-- Task details --
Copy out every line that contains the word "mention".

Begin Records for processing

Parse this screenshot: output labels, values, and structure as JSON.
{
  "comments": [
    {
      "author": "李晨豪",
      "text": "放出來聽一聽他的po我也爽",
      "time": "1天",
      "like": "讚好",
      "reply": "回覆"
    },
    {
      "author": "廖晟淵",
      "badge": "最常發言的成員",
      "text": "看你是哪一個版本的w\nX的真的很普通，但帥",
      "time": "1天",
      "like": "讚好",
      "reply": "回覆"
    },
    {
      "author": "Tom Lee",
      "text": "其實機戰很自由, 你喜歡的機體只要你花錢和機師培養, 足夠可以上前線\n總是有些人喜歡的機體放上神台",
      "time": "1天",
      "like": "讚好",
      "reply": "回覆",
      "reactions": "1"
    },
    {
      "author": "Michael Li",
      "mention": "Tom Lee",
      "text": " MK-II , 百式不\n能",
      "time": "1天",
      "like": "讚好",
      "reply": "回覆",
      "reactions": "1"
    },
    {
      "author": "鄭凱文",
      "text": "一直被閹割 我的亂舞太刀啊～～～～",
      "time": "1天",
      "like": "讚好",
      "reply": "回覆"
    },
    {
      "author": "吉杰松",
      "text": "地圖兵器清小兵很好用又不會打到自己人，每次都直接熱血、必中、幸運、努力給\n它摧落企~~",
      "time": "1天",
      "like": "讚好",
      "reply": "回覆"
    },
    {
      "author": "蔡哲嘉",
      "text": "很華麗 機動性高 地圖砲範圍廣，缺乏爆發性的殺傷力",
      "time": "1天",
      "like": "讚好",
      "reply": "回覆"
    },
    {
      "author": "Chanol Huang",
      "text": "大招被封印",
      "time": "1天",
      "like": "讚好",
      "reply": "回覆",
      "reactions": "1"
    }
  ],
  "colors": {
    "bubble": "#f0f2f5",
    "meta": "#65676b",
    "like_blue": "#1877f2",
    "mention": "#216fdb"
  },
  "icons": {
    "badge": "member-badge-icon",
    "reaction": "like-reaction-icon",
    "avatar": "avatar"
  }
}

End Records for processing
Begin Records for processing

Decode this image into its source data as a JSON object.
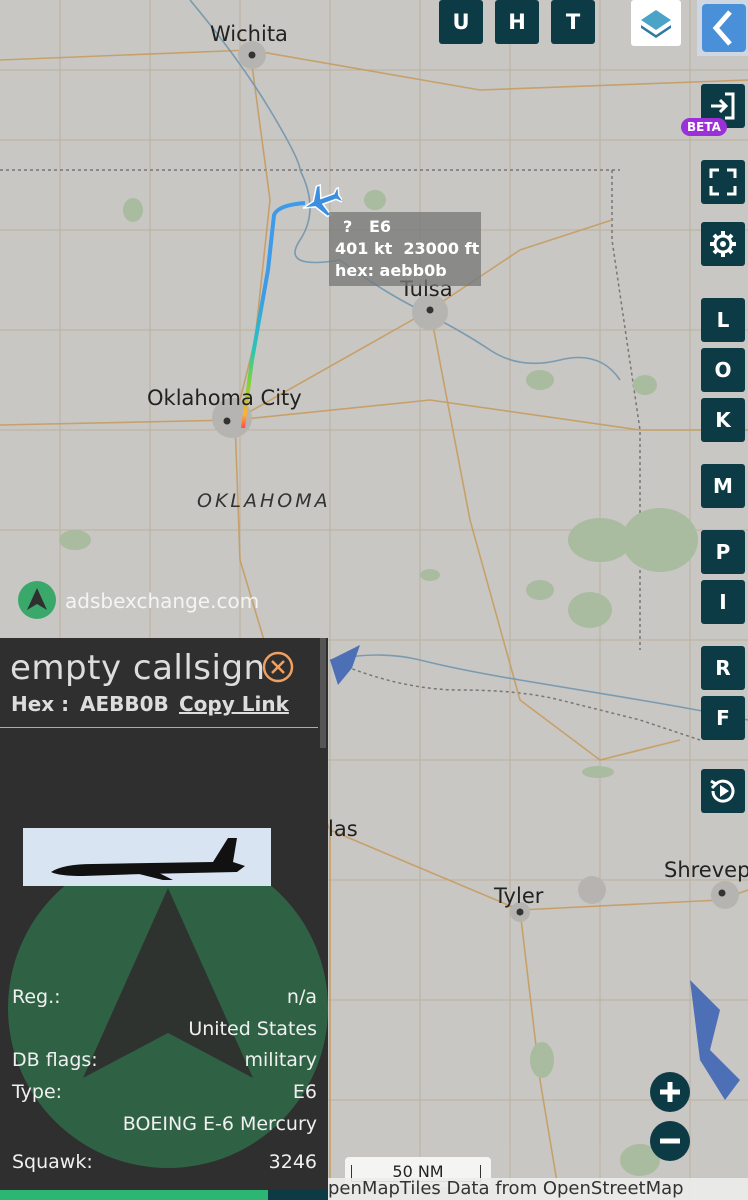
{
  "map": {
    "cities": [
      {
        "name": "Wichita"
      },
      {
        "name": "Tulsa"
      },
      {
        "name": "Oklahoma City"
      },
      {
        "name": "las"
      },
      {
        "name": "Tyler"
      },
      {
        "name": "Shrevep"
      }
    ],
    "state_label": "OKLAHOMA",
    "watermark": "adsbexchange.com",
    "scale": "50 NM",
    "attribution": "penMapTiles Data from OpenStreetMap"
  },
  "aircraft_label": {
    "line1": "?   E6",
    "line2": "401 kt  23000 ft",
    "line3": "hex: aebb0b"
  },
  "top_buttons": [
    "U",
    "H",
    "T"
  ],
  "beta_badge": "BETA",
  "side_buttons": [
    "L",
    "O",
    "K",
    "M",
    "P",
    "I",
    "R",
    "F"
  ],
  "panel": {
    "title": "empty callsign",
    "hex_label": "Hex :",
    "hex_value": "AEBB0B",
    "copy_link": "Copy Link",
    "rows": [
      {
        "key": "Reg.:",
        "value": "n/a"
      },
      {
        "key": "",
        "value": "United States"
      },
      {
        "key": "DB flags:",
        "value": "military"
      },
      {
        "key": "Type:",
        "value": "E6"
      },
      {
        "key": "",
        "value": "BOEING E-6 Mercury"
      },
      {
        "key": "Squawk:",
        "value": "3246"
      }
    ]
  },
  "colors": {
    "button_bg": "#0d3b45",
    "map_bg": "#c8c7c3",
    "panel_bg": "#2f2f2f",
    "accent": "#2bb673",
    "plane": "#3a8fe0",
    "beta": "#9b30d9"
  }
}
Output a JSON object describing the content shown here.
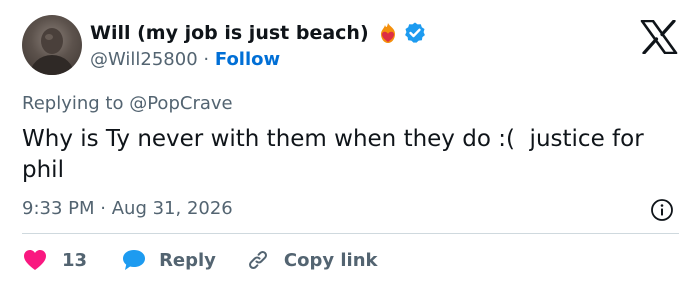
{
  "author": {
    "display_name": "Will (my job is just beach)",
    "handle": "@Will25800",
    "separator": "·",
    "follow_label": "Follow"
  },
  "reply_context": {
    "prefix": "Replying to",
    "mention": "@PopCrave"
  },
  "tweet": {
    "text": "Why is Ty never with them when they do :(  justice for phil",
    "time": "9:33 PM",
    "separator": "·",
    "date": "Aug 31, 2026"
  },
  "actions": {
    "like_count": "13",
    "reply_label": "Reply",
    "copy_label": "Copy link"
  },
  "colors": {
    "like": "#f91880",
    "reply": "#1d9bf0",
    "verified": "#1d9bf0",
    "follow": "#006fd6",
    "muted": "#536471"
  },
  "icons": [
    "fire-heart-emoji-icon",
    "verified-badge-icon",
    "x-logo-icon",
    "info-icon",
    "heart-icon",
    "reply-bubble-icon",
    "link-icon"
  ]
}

End Records for processing

-- Solution --
      "mention": "Tom Lee",
    "mention": "#216fdb"
    "mention": "@PopCrave"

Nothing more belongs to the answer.